Request:
Where the word "this" occurs in a line, return that line.

* Begin Input *

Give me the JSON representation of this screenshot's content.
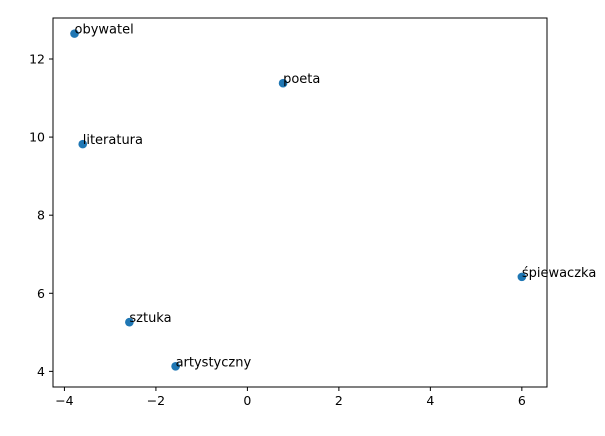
{
  "chart_data": {
    "type": "scatter",
    "title": "",
    "xlabel": "",
    "ylabel": "",
    "xlim": [
      -4.25,
      6.55
    ],
    "ylim": [
      3.6,
      13.05
    ],
    "xticks": [
      -4,
      -2,
      0,
      2,
      4,
      6
    ],
    "yticks": [
      4,
      6,
      8,
      10,
      12
    ],
    "grid": false,
    "marker_color": "#1f77b4",
    "points": [
      {
        "label": "obywatel",
        "x": -3.78,
        "y": 12.65
      },
      {
        "label": "poeta",
        "x": 0.78,
        "y": 11.38
      },
      {
        "label": "literatura",
        "x": -3.6,
        "y": 9.82
      },
      {
        "label": "śpiewaczka",
        "x": 6.0,
        "y": 6.42
      },
      {
        "label": "sztuka",
        "x": -2.58,
        "y": 5.26
      },
      {
        "label": "artystyczny",
        "x": -1.57,
        "y": 4.13
      }
    ]
  }
}
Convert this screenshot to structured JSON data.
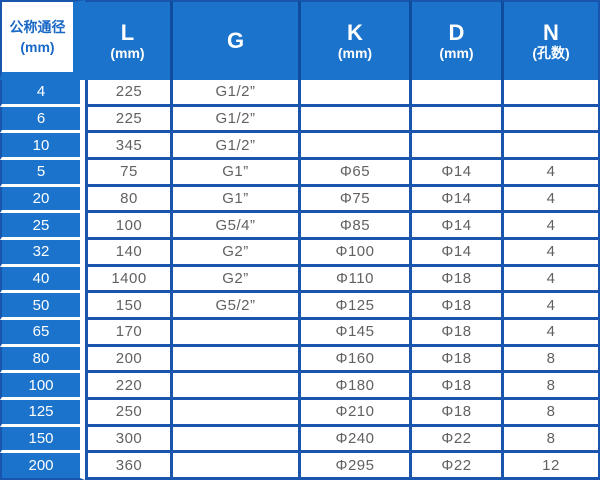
{
  "table": {
    "columns": [
      {
        "label": "公称通径",
        "sub": "(mm)"
      },
      {
        "label": "L",
        "sub": "(mm)"
      },
      {
        "label": "G",
        "sub": ""
      },
      {
        "label": "K",
        "sub": "(mm)"
      },
      {
        "label": "D",
        "sub": "(mm)"
      },
      {
        "label": "N",
        "sub": "(孔数)"
      }
    ],
    "rows": [
      [
        "4",
        "225",
        "G1/2”",
        "",
        "",
        ""
      ],
      [
        "6",
        "225",
        "G1/2”",
        "",
        "",
        ""
      ],
      [
        "10",
        "345",
        "G1/2”",
        "",
        "",
        ""
      ],
      [
        "5",
        "75",
        "G1”",
        "Φ65",
        "Φ14",
        "4"
      ],
      [
        "20",
        "80",
        "G1”",
        "Φ75",
        "Φ14",
        "4"
      ],
      [
        "25",
        "100",
        "G5/4”",
        "Φ85",
        "Φ14",
        "4"
      ],
      [
        "32",
        "140",
        "G2”",
        "Φ100",
        "Φ14",
        "4"
      ],
      [
        "40",
        "1400",
        "G2”",
        "Φ110",
        "Φ18",
        "4"
      ],
      [
        "50",
        "150",
        "G5/2”",
        "Φ125",
        "Φ18",
        "4"
      ],
      [
        "65",
        "170",
        "",
        "Φ145",
        "Φ18",
        "4"
      ],
      [
        "80",
        "200",
        "",
        "Φ160",
        "Φ18",
        "8"
      ],
      [
        "100",
        "220",
        "",
        "Φ180",
        "Φ18",
        "8"
      ],
      [
        "125",
        "250",
        "",
        "Φ210",
        "Φ18",
        "8"
      ],
      [
        "150",
        "300",
        "",
        "Φ240",
        "Φ22",
        "8"
      ],
      [
        "200",
        "360",
        "",
        "Φ295",
        "Φ22",
        "12"
      ]
    ]
  },
  "colors": {
    "header_fill_blue": "#1b73cb",
    "grid_border_blue": "#1a55ad",
    "header_separator_blue": "#0f4c9e",
    "data_text_gray": "#616161",
    "corner_text_blue": "#1968c5"
  }
}
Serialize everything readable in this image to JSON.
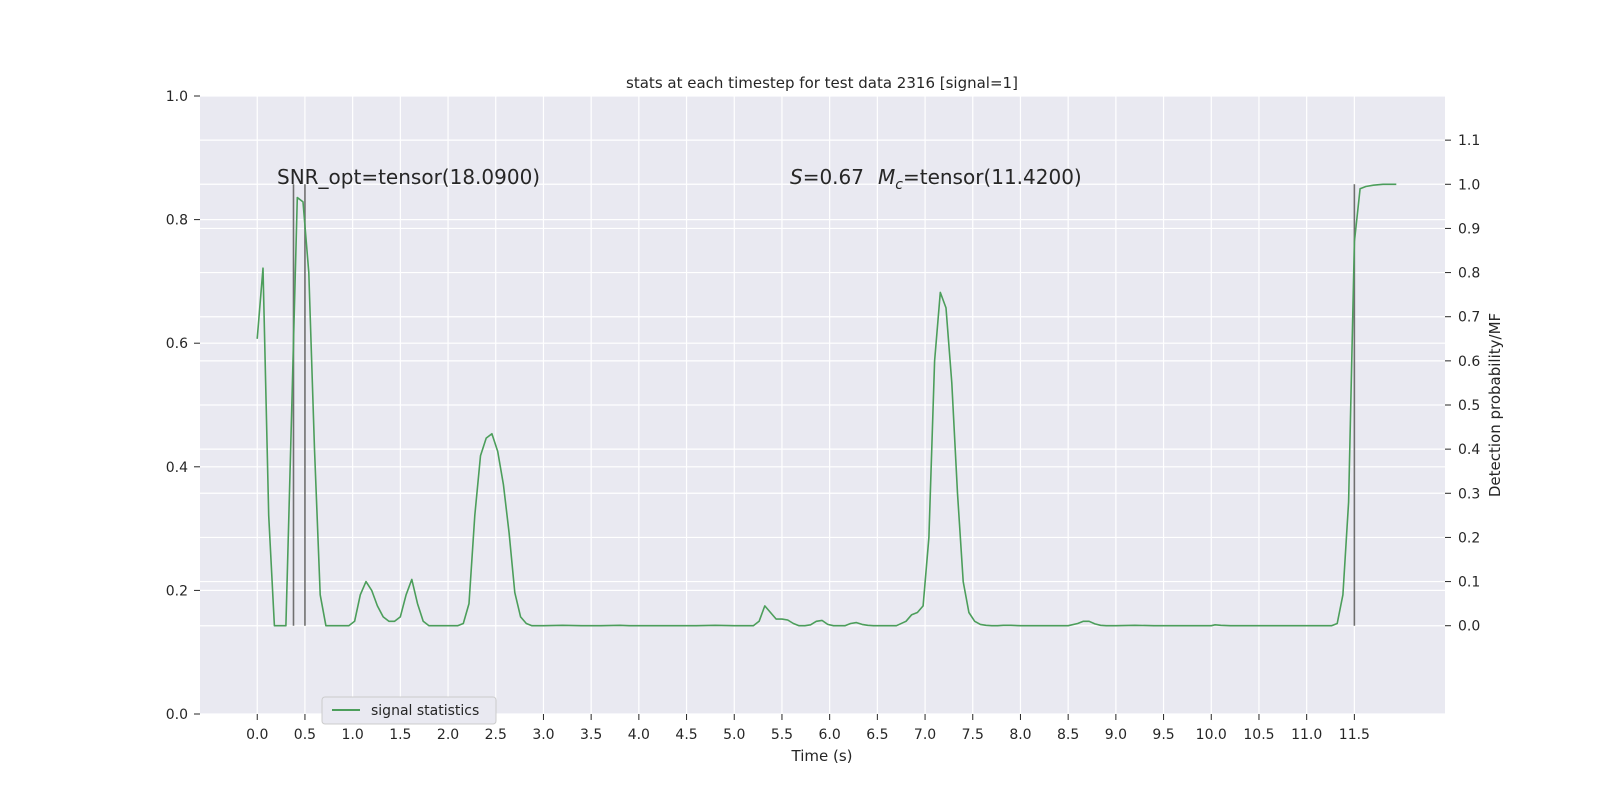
{
  "chart_data": {
    "type": "line",
    "title": "stats at each timestep for test data 2316 [signal=1]",
    "xlabel": "Time (s)",
    "ylabel_left": "",
    "ylabel_right": "Detection probability/MF",
    "xlim": [
      -0.6,
      12.45
    ],
    "ylim_left": [
      0,
      1
    ],
    "ylim_right": [
      -0.2,
      1.2
    ],
    "x_ticks": [
      "0.0",
      "0.5",
      "1.0",
      "1.5",
      "2.0",
      "2.5",
      "3.0",
      "3.5",
      "4.0",
      "4.5",
      "5.0",
      "5.5",
      "6.0",
      "6.5",
      "7.0",
      "7.5",
      "8.0",
      "8.5",
      "9.0",
      "9.5",
      "10.0",
      "10.5",
      "11.0",
      "11.5"
    ],
    "y_ticks_left": [
      "0.0",
      "0.2",
      "0.4",
      "0.6",
      "0.8",
      "1.0"
    ],
    "y_ticks_right": [
      "0.0",
      "0.1",
      "0.2",
      "0.3",
      "0.4",
      "0.5",
      "0.6",
      "0.7",
      "0.8",
      "0.9",
      "1.0",
      "1.1"
    ],
    "grid": true,
    "legend_position": "bottom-left",
    "colors": {
      "series": "#4c9e5b",
      "vline": "#707070",
      "plot_bg": "#e9e9f1",
      "grid": "#ffffff"
    },
    "annotations": {
      "snr": "SNR_opt=tensor(18.0900)",
      "s_part": "=0.67",
      "s_sym": "S",
      "mc_sym": "M",
      "mc_sub": "c",
      "mc_part": "=tensor(11.4200)"
    },
    "vlines": [
      {
        "x": 0.38,
        "y0": 0.0,
        "y1": 1.0
      },
      {
        "x": 0.5,
        "y0": 0.0,
        "y1": 1.0
      },
      {
        "x": 11.5,
        "y0": 0.0,
        "y1": 1.0
      }
    ],
    "series": [
      {
        "name": "signal statistics",
        "axis": "right",
        "x": [
          0.0,
          0.06,
          0.12,
          0.18,
          0.24,
          0.3,
          0.36,
          0.42,
          0.48,
          0.54,
          0.6,
          0.66,
          0.72,
          0.78,
          0.84,
          0.9,
          0.96,
          1.02,
          1.08,
          1.14,
          1.2,
          1.26,
          1.32,
          1.38,
          1.44,
          1.5,
          1.56,
          1.62,
          1.68,
          1.74,
          1.8,
          1.86,
          1.92,
          1.98,
          2.04,
          2.1,
          2.16,
          2.22,
          2.28,
          2.34,
          2.4,
          2.46,
          2.52,
          2.58,
          2.64,
          2.7,
          2.76,
          2.82,
          2.88,
          2.94,
          3.0,
          3.2,
          3.4,
          3.6,
          3.8,
          3.9,
          4.0,
          4.2,
          4.4,
          4.6,
          4.8,
          5.0,
          5.1,
          5.2,
          5.26,
          5.32,
          5.38,
          5.44,
          5.5,
          5.56,
          5.62,
          5.68,
          5.74,
          5.8,
          5.86,
          5.92,
          5.98,
          6.04,
          6.1,
          6.16,
          6.22,
          6.28,
          6.34,
          6.4,
          6.46,
          6.52,
          6.6,
          6.7,
          6.8,
          6.86,
          6.92,
          6.98,
          7.04,
          7.1,
          7.16,
          7.22,
          7.28,
          7.34,
          7.4,
          7.46,
          7.52,
          7.58,
          7.64,
          7.7,
          7.76,
          7.82,
          7.9,
          8.0,
          8.2,
          8.4,
          8.5,
          8.6,
          8.66,
          8.72,
          8.78,
          8.84,
          8.9,
          9.0,
          9.2,
          9.4,
          9.6,
          9.8,
          10.0,
          10.04,
          10.1,
          10.2,
          10.4,
          10.6,
          10.8,
          11.0,
          11.1,
          11.2,
          11.26,
          11.32,
          11.38,
          11.44,
          11.5,
          11.56,
          11.62,
          11.7,
          11.8,
          11.94
        ],
        "values": [
          0.65,
          0.81,
          0.25,
          0.0,
          0.0,
          0.0,
          0.48,
          0.97,
          0.96,
          0.8,
          0.4,
          0.07,
          0.0,
          0.0,
          0.0,
          0.0,
          0.0,
          0.01,
          0.07,
          0.1,
          0.08,
          0.045,
          0.02,
          0.01,
          0.01,
          0.02,
          0.07,
          0.105,
          0.05,
          0.01,
          0.0,
          0.0,
          0.0,
          0.0,
          0.0,
          0.0,
          0.005,
          0.05,
          0.25,
          0.385,
          0.425,
          0.435,
          0.395,
          0.32,
          0.21,
          0.075,
          0.02,
          0.005,
          0.0,
          0.0,
          0.0,
          0.001,
          0.0,
          0.0,
          0.001,
          0.0,
          0.0,
          0.0,
          0.0,
          0.0,
          0.001,
          0.0,
          0.0,
          0.0,
          0.01,
          0.045,
          0.03,
          0.015,
          0.015,
          0.013,
          0.005,
          0.0,
          0.0,
          0.002,
          0.01,
          0.012,
          0.003,
          0.0,
          0.0,
          0.0,
          0.005,
          0.007,
          0.003,
          0.001,
          0.0,
          0.0,
          0.0,
          0.0,
          0.01,
          0.025,
          0.03,
          0.045,
          0.2,
          0.6,
          0.755,
          0.72,
          0.55,
          0.3,
          0.1,
          0.03,
          0.01,
          0.003,
          0.001,
          0.0,
          0.0,
          0.001,
          0.001,
          0.0,
          0.0,
          0.0,
          0.0,
          0.005,
          0.01,
          0.01,
          0.004,
          0.001,
          0.0,
          0.0,
          0.001,
          0.0,
          0.0,
          0.0,
          0.0,
          0.002,
          0.001,
          0.0,
          0.0,
          0.0,
          0.0,
          0.0,
          0.0,
          0.0,
          0.0,
          0.005,
          0.07,
          0.28,
          0.87,
          0.99,
          0.995,
          0.998,
          1.0,
          1.0
        ]
      }
    ]
  }
}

* End Input *

Written solution:
Give me the JSON representation of this screenshot's content.
Convert this screenshot to structured JSON data.
Serialize everything readable in this image to JSON.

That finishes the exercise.